━━ GIVEN DATA ━━

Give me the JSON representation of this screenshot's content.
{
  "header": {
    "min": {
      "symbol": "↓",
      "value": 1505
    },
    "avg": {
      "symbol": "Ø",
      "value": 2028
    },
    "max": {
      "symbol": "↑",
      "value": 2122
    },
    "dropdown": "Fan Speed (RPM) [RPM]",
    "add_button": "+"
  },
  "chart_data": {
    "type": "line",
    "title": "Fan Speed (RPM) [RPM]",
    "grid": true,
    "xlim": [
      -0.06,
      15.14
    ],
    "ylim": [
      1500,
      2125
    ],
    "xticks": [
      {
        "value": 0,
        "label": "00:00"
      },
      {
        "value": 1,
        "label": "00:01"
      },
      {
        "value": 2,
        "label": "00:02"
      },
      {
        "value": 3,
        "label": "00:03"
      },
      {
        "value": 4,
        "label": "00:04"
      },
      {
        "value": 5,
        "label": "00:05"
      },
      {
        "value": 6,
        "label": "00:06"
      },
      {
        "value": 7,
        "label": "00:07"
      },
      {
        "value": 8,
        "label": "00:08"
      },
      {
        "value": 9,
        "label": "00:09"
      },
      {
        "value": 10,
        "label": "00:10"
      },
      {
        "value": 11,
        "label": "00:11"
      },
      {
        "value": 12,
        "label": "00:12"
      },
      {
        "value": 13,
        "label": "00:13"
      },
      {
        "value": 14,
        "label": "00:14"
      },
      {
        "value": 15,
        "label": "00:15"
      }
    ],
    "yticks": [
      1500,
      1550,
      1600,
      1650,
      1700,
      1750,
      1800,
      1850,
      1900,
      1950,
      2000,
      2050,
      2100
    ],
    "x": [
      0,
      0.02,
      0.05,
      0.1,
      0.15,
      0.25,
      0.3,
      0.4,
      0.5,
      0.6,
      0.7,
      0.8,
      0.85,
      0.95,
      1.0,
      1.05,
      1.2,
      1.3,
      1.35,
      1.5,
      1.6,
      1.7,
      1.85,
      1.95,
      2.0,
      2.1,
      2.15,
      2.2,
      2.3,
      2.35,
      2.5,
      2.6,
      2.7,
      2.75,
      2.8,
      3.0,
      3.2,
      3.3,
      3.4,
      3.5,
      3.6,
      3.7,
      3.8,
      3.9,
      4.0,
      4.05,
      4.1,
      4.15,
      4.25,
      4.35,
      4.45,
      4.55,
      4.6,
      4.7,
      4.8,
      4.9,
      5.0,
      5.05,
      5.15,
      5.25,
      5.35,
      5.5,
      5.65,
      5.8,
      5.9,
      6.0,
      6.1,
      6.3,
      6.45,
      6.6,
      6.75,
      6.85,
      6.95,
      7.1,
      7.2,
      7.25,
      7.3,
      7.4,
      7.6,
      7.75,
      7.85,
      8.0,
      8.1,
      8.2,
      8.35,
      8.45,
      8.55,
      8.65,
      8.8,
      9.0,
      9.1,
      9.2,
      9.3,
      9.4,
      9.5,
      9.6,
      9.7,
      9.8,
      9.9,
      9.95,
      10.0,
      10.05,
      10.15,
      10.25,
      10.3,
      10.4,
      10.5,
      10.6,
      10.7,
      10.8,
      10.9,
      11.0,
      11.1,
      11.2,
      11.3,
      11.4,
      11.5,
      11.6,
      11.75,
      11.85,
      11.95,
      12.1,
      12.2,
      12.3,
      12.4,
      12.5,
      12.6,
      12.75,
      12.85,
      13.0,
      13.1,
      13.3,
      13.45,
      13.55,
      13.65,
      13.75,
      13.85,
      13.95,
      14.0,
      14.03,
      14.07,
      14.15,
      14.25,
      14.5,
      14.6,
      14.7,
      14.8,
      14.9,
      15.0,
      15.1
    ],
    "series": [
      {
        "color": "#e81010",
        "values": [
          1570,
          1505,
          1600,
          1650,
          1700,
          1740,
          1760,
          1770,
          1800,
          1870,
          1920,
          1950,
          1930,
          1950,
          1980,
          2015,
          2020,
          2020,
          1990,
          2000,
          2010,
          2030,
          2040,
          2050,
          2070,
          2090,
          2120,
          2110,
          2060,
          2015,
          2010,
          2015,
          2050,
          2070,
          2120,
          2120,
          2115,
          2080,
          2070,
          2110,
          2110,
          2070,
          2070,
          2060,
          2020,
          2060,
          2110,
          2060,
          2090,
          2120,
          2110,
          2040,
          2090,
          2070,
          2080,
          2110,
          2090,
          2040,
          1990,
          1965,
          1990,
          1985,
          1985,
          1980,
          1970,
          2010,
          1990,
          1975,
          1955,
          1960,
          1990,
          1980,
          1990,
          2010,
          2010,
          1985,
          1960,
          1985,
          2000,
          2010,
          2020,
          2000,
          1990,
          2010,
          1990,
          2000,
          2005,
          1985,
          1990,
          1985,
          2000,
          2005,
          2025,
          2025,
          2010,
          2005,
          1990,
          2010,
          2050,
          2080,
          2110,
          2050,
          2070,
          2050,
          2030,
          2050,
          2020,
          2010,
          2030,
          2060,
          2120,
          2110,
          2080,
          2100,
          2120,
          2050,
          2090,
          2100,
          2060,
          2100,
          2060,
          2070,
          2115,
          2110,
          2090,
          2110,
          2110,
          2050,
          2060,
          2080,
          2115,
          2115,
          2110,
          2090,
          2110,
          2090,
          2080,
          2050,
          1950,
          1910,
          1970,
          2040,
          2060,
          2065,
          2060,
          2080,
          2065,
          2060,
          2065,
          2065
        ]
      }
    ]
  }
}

━━━

INSTRUCTIONS TO FOLLOW.
Your task is to transcribe the listing above in full, exactly as given.

EXERCISE SOLUTION.
Give me the JSON representation of this screenshot's content.
{
  "header": {
    "min": {
      "symbol": "↓",
      "value": 1505
    },
    "avg": {
      "symbol": "Ø",
      "value": 2028
    },
    "max": {
      "symbol": "↑",
      "value": 2122
    },
    "dropdown": "Fan Speed (RPM) [RPM]",
    "add_button": "+"
  },
  "chart_data": {
    "type": "line",
    "title": "Fan Speed (RPM) [RPM]",
    "grid": true,
    "xlim": [
      -0.06,
      15.14
    ],
    "ylim": [
      1500,
      2125
    ],
    "xticks": [
      {
        "value": 0,
        "label": "00:00"
      },
      {
        "value": 1,
        "label": "00:01"
      },
      {
        "value": 2,
        "label": "00:02"
      },
      {
        "value": 3,
        "label": "00:03"
      },
      {
        "value": 4,
        "label": "00:04"
      },
      {
        "value": 5,
        "label": "00:05"
      },
      {
        "value": 6,
        "label": "00:06"
      },
      {
        "value": 7,
        "label": "00:07"
      },
      {
        "value": 8,
        "label": "00:08"
      },
      {
        "value": 9,
        "label": "00:09"
      },
      {
        "value": 10,
        "label": "00:10"
      },
      {
        "value": 11,
        "label": "00:11"
      },
      {
        "value": 12,
        "label": "00:12"
      },
      {
        "value": 13,
        "label": "00:13"
      },
      {
        "value": 14,
        "label": "00:14"
      },
      {
        "value": 15,
        "label": "00:15"
      }
    ],
    "yticks": [
      1500,
      1550,
      1600,
      1650,
      1700,
      1750,
      1800,
      1850,
      1900,
      1950,
      2000,
      2050,
      2100
    ],
    "x": [
      0,
      0.02,
      0.05,
      0.1,
      0.15,
      0.25,
      0.3,
      0.4,
      0.5,
      0.6,
      0.7,
      0.8,
      0.85,
      0.95,
      1.0,
      1.05,
      1.2,
      1.3,
      1.35,
      1.5,
      1.6,
      1.7,
      1.85,
      1.95,
      2.0,
      2.1,
      2.15,
      2.2,
      2.3,
      2.35,
      2.5,
      2.6,
      2.7,
      2.75,
      2.8,
      3.0,
      3.2,
      3.3,
      3.4,
      3.5,
      3.6,
      3.7,
      3.8,
      3.9,
      4.0,
      4.05,
      4.1,
      4.15,
      4.25,
      4.35,
      4.45,
      4.55,
      4.6,
      4.7,
      4.8,
      4.9,
      5.0,
      5.05,
      5.15,
      5.25,
      5.35,
      5.5,
      5.65,
      5.8,
      5.9,
      6.0,
      6.1,
      6.3,
      6.45,
      6.6,
      6.75,
      6.85,
      6.95,
      7.1,
      7.2,
      7.25,
      7.3,
      7.4,
      7.6,
      7.75,
      7.85,
      8.0,
      8.1,
      8.2,
      8.35,
      8.45,
      8.55,
      8.65,
      8.8,
      9.0,
      9.1,
      9.2,
      9.3,
      9.4,
      9.5,
      9.6,
      9.7,
      9.8,
      9.9,
      9.95,
      10.0,
      10.05,
      10.15,
      10.25,
      10.3,
      10.4,
      10.5,
      10.6,
      10.7,
      10.8,
      10.9,
      11.0,
      11.1,
      11.2,
      11.3,
      11.4,
      11.5,
      11.6,
      11.75,
      11.85,
      11.95,
      12.1,
      12.2,
      12.3,
      12.4,
      12.5,
      12.6,
      12.75,
      12.85,
      13.0,
      13.1,
      13.3,
      13.45,
      13.55,
      13.65,
      13.75,
      13.85,
      13.95,
      14.0,
      14.03,
      14.07,
      14.15,
      14.25,
      14.5,
      14.6,
      14.7,
      14.8,
      14.9,
      15.0,
      15.1
    ],
    "series": [
      {
        "color": "#e81010",
        "values": [
          1570,
          1505,
          1600,
          1650,
          1700,
          1740,
          1760,
          1770,
          1800,
          1870,
          1920,
          1950,
          1930,
          1950,
          1980,
          2015,
          2020,
          2020,
          1990,
          2000,
          2010,
          2030,
          2040,
          2050,
          2070,
          2090,
          2120,
          2110,
          2060,
          2015,
          2010,
          2015,
          2050,
          2070,
          2120,
          2120,
          2115,
          2080,
          2070,
          2110,
          2110,
          2070,
          2070,
          2060,
          2020,
          2060,
          2110,
          2060,
          2090,
          2120,
          2110,
          2040,
          2090,
          2070,
          2080,
          2110,
          2090,
          2040,
          1990,
          1965,
          1990,
          1985,
          1985,
          1980,
          1970,
          2010,
          1990,
          1975,
          1955,
          1960,
          1990,
          1980,
          1990,
          2010,
          2010,
          1985,
          1960,
          1985,
          2000,
          2010,
          2020,
          2000,
          1990,
          2010,
          1990,
          2000,
          2005,
          1985,
          1990,
          1985,
          2000,
          2005,
          2025,
          2025,
          2010,
          2005,
          1990,
          2010,
          2050,
          2080,
          2110,
          2050,
          2070,
          2050,
          2030,
          2050,
          2020,
          2010,
          2030,
          2060,
          2120,
          2110,
          2080,
          2100,
          2120,
          2050,
          2090,
          2100,
          2060,
          2100,
          2060,
          2070,
          2115,
          2110,
          2090,
          2110,
          2110,
          2050,
          2060,
          2080,
          2115,
          2115,
          2110,
          2090,
          2110,
          2090,
          2080,
          2050,
          1950,
          1910,
          1970,
          2040,
          2060,
          2065,
          2060,
          2080,
          2065,
          2060,
          2065,
          2065
        ]
      }
    ]
  }
}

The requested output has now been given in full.